→ What is being asked:
Reproduce the listing below verbatim.

-- START Material --

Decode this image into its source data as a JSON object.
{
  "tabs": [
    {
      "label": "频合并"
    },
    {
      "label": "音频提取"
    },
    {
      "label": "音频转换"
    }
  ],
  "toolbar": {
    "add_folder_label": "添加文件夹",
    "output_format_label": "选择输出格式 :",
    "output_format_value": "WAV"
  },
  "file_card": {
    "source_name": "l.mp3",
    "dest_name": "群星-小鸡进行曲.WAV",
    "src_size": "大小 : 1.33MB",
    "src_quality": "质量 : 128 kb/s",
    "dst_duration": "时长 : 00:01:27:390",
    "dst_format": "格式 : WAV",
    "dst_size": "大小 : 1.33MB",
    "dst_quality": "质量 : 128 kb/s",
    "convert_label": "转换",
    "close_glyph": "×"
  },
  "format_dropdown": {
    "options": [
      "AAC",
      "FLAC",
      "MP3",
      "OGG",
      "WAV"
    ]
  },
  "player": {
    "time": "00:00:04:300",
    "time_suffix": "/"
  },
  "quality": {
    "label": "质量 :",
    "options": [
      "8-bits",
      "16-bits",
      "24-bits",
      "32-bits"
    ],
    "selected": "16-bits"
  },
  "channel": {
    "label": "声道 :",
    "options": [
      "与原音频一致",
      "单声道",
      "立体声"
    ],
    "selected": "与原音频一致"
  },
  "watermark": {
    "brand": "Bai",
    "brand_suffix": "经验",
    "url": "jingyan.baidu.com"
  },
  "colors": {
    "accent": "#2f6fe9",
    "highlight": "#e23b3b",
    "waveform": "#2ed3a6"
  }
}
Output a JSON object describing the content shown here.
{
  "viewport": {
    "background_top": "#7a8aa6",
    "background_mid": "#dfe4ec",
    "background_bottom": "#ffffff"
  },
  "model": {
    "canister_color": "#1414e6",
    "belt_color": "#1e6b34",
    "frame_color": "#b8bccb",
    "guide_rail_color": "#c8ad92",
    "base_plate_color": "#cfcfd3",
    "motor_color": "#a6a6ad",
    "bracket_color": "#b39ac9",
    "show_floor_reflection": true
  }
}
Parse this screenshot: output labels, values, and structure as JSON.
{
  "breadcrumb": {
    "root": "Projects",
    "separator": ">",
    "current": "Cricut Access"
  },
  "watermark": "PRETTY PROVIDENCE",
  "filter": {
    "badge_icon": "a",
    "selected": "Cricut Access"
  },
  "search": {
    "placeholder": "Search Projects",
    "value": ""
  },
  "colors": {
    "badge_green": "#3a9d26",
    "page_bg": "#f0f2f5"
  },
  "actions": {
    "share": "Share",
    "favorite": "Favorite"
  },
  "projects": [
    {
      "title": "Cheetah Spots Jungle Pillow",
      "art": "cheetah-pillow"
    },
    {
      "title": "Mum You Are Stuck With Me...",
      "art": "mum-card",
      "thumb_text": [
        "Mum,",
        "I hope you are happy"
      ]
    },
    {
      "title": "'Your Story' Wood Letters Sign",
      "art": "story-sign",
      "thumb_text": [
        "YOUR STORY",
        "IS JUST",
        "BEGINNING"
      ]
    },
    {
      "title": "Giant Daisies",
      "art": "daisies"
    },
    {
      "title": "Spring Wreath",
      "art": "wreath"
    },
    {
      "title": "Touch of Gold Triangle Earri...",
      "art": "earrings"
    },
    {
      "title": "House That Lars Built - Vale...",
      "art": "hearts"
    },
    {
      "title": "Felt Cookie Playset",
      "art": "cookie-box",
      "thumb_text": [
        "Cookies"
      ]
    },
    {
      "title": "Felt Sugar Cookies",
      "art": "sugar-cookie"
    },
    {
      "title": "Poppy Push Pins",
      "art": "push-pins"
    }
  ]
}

-- END Material --

→ Task solution:
Decode this image into its source data as a JSON object.
{
  "tabs": [
    {
      "label": "频合并"
    },
    {
      "label": "音频提取"
    },
    {
      "label": "音频转换"
    }
  ],
  "toolbar": {
    "add_folder_label": "添加文件夹",
    "output_format_label": "选择输出格式 :",
    "output_format_value": "WAV"
  },
  "file_card": {
    "source_name": "l.mp3",
    "dest_name": "群星-小鸡进行曲.WAV",
    "src_size": "大小 : 1.33MB",
    "src_quality": "质量 : 128 kb/s",
    "dst_duration": "时长 : 00:01:27:390",
    "dst_format": "格式 : WAV",
    "dst_size": "大小 : 1.33MB",
    "dst_quality": "质量 : 128 kb/s",
    "convert_label": "转换",
    "close_glyph": "×"
  },
  "format_dropdown": {
    "options": [
      "AAC",
      "FLAC",
      "MP3",
      "OGG",
      "WAV"
    ]
  },
  "player": {
    "time": "00:00:04:300",
    "time_suffix": "/"
  },
  "quality": {
    "label": "质量 :",
    "options": [
      "8-bits",
      "16-bits",
      "24-bits",
      "32-bits"
    ],
    "selected": "16-bits"
  },
  "channel": {
    "label": "声道 :",
    "options": [
      "与原音频一致",
      "单声道",
      "立体声"
    ],
    "selected": "与原音频一致"
  },
  "watermark": {
    "brand": "Bai",
    "brand_suffix": "经验",
    "url": "jingyan.baidu.com"
  },
  "colors": {
    "accent": "#2f6fe9",
    "highlight": "#e23b3b",
    "waveform": "#2ed3a6"
  }
}
Output a JSON object describing the content shown here.
{
  "viewport": {
    "background_top": "#7a8aa6",
    "background_mid": "#dfe4ec",
    "background_bottom": "#ffffff"
  },
  "model": {
    "canister_color": "#1414e6",
    "belt_color": "#1e6b34",
    "frame_color": "#b8bccb",
    "guide_rail_color": "#c8ad92",
    "base_plate_color": "#cfcfd3",
    "motor_color": "#a6a6ad",
    "bracket_color": "#b39ac9",
    "show_floor_reflection": true
  }
}
Parse this screenshot: output labels, values, and structure as JSON.
{
  "breadcrumb": {
    "root": "Projects",
    "separator": ">",
    "current": "Cricut Access"
  },
  "watermark": "PRETTY PROVIDENCE",
  "filter": {
    "badge_icon": "a",
    "selected": "Cricut Access"
  },
  "search": {
    "placeholder": "Search Projects",
    "value": ""
  },
  "colors": {
    "badge_green": "#3a9d26",
    "page_bg": "#f0f2f5"
  },
  "actions": {
    "share": "Share",
    "favorite": "Favorite"
  },
  "projects": [
    {
      "title": "Cheetah Spots Jungle Pillow",
      "art": "cheetah-pillow"
    },
    {
      "title": "Mum You Are Stuck With Me...",
      "art": "mum-card",
      "thumb_text": [
        "Mum,",
        "I hope you are happy"
      ]
    },
    {
      "title": "'Your Story' Wood Letters Sign",
      "art": "story-sign",
      "thumb_text": [
        "YOUR STORY",
        "IS JUST",
        "BEGINNING"
      ]
    },
    {
      "title": "Giant Daisies",
      "art": "daisies"
    },
    {
      "title": "Spring Wreath",
      "art": "wreath"
    },
    {
      "title": "Touch of Gold Triangle Earri...",
      "art": "earrings"
    },
    {
      "title": "House That Lars Built - Vale...",
      "art": "hearts"
    },
    {
      "title": "Felt Cookie Playset",
      "art": "cookie-box",
      "thumb_text": [
        "Cookies"
      ]
    },
    {
      "title": "Felt Sugar Cookies",
      "art": "sugar-cookie"
    },
    {
      "title": "Poppy Push Pins",
      "art": "push-pins"
    }
  ]
}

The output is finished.